*THE TASK:*
Copy out each line containing "envelope" from the entries below.

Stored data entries

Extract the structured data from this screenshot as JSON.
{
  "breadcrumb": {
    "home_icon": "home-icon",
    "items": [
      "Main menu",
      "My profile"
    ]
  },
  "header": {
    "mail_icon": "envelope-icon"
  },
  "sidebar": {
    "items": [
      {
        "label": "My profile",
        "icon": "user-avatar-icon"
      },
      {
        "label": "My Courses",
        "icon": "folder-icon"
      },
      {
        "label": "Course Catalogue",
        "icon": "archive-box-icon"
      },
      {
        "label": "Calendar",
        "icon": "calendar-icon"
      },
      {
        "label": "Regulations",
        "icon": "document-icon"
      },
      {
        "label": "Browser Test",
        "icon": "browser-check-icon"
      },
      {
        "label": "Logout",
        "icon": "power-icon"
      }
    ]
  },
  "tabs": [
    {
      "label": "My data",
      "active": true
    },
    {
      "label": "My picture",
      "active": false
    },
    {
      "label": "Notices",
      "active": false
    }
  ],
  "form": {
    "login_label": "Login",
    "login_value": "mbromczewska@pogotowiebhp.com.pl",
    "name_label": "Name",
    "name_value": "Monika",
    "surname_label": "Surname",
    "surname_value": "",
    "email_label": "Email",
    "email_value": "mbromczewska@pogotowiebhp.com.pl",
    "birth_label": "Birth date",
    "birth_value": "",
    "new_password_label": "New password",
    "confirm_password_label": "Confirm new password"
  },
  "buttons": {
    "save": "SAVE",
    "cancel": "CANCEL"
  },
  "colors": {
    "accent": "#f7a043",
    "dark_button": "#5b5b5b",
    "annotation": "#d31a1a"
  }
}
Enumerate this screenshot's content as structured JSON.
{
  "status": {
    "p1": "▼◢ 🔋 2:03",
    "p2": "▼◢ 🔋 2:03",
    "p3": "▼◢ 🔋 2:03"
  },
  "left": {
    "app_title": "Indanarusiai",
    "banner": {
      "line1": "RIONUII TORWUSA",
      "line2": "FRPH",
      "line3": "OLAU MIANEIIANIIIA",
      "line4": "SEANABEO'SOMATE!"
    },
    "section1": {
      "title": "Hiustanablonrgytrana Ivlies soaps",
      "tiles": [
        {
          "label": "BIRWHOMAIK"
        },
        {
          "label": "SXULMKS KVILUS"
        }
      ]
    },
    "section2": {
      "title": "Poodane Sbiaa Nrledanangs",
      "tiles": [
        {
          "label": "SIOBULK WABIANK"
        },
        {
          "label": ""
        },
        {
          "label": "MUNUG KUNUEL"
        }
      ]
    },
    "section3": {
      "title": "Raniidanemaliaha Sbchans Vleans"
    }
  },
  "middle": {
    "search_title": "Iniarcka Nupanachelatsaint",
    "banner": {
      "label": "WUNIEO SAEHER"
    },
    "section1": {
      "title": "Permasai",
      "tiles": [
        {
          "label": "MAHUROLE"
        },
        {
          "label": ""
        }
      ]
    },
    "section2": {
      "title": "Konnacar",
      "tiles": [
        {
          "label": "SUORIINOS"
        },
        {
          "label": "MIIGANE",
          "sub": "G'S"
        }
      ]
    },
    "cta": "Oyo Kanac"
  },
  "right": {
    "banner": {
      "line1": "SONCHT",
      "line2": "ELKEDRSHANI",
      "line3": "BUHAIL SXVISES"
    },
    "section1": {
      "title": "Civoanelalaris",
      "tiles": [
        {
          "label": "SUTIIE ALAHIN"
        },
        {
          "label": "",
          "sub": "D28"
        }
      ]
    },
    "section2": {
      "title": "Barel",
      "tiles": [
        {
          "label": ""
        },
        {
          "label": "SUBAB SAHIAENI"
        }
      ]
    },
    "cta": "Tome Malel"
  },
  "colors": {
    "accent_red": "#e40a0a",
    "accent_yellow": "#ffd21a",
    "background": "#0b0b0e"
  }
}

* * *

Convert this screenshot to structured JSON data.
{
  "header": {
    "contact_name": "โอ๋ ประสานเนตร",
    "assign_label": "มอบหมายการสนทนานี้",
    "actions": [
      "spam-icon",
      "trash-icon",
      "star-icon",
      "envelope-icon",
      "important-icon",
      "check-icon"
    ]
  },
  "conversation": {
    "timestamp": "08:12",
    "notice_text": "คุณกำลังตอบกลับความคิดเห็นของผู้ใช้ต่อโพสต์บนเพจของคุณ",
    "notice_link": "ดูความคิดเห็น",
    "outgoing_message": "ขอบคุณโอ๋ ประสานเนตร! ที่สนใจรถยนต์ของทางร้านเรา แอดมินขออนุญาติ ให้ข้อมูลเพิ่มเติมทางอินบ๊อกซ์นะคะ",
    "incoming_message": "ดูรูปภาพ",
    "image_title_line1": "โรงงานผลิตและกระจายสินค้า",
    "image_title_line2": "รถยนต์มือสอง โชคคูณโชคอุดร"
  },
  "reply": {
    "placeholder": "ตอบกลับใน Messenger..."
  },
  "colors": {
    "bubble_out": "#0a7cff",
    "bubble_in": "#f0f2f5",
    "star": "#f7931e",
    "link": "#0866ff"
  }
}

==

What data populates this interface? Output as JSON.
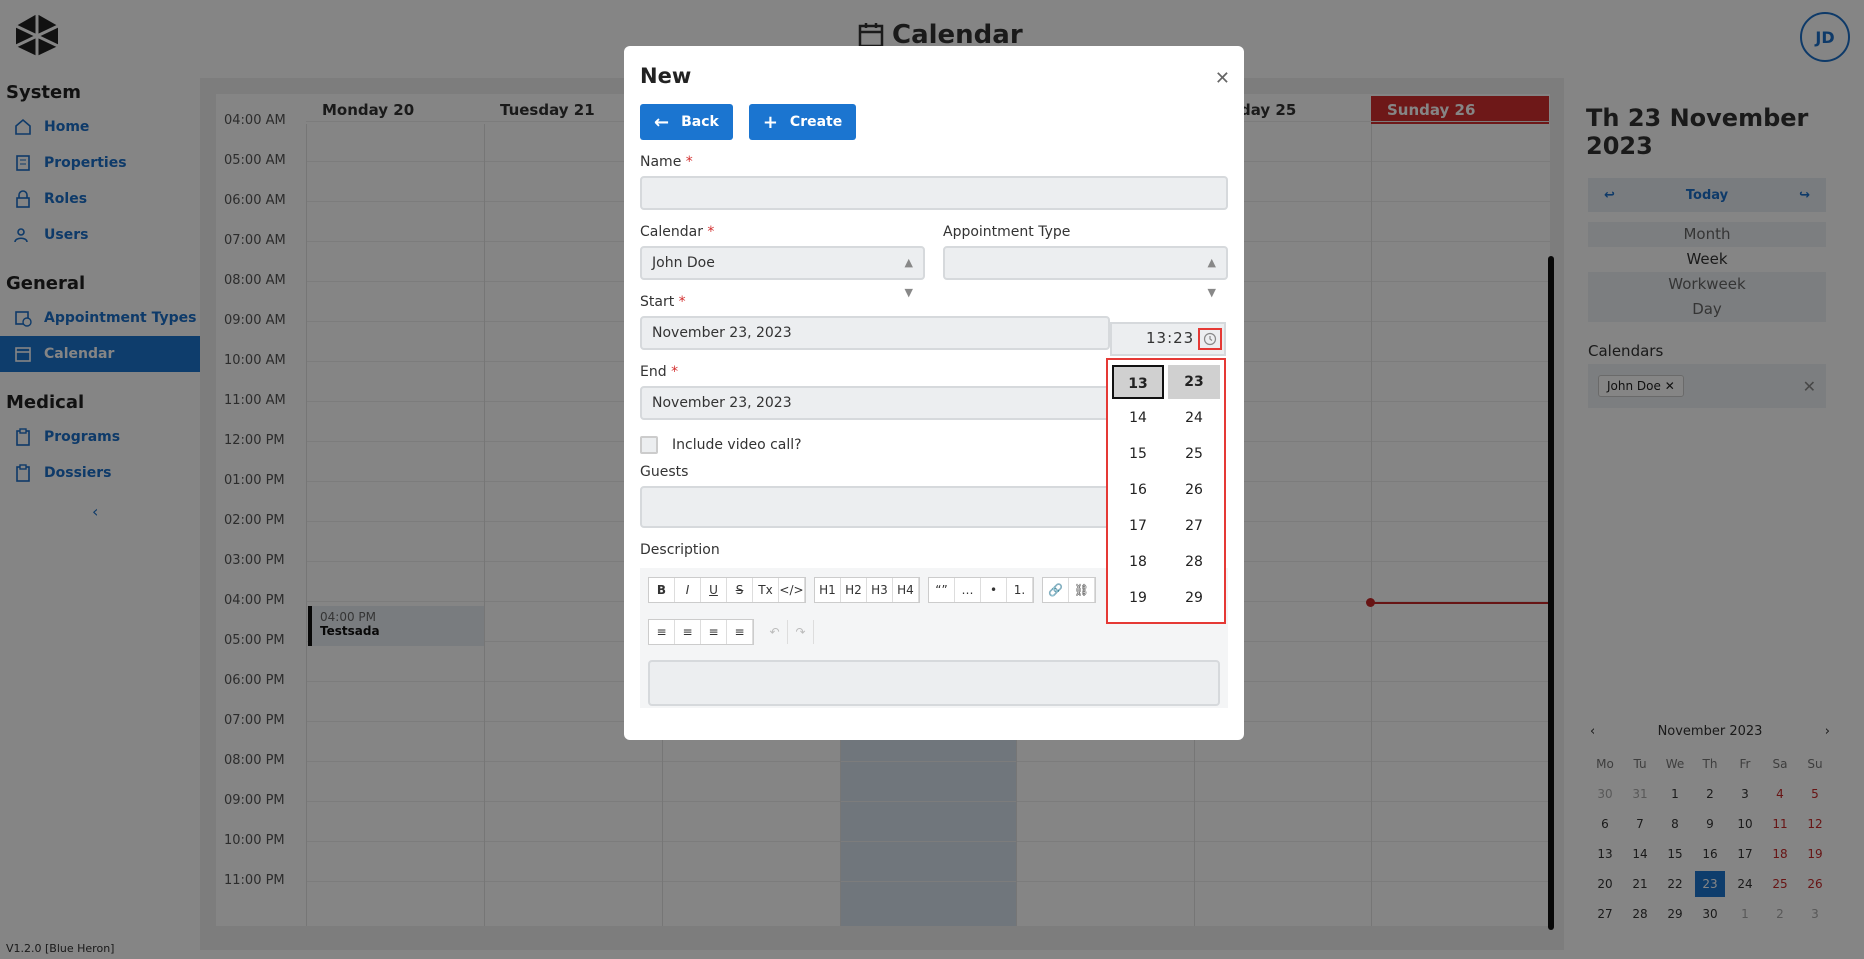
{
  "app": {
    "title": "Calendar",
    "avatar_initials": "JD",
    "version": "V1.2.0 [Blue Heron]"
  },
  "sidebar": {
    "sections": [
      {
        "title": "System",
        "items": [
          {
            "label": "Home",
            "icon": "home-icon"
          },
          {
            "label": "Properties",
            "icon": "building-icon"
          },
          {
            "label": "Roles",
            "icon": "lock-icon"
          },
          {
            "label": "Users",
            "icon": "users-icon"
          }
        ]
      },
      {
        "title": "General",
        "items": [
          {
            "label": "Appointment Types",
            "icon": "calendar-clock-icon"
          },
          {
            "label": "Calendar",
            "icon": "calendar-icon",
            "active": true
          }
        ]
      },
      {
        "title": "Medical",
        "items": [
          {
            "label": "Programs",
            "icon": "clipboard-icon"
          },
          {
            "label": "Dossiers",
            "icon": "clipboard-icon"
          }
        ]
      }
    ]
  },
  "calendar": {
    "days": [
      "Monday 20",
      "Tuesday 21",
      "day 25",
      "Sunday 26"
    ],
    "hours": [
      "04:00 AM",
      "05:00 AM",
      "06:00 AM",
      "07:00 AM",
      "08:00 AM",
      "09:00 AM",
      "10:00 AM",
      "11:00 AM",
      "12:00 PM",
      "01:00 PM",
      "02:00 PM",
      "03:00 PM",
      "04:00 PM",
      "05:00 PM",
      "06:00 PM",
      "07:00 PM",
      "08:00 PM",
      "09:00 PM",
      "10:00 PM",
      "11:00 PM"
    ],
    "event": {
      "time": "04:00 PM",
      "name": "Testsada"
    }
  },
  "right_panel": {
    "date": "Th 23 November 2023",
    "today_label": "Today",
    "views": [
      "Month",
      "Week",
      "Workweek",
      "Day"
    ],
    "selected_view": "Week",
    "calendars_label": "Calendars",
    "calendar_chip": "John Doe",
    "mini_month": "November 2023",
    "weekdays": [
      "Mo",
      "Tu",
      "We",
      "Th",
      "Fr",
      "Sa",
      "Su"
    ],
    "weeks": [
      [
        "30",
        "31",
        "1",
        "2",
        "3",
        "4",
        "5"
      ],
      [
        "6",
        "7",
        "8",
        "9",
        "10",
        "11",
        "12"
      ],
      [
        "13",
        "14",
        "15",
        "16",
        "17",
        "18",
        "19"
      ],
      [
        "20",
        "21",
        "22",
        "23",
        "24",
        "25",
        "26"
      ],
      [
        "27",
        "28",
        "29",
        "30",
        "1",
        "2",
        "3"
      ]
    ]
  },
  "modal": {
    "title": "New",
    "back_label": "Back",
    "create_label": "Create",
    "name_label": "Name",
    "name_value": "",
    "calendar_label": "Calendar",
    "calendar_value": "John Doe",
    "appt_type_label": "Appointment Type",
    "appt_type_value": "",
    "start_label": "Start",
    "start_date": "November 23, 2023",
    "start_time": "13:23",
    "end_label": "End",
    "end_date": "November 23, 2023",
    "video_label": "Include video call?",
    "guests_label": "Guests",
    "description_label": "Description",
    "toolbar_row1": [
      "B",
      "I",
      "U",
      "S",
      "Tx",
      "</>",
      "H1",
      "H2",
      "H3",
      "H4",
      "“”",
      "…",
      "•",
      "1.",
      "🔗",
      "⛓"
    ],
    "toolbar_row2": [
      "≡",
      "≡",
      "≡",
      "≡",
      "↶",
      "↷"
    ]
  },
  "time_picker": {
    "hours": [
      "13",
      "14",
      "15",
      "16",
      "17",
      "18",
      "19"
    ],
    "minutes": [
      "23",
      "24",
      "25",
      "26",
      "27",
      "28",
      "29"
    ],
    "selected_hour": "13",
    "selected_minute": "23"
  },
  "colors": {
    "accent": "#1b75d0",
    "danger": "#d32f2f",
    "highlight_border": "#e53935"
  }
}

*SOLUTION TO THIS EXERCISE:*
    "mail_icon": "envelope-icon"
      "envelope-icon",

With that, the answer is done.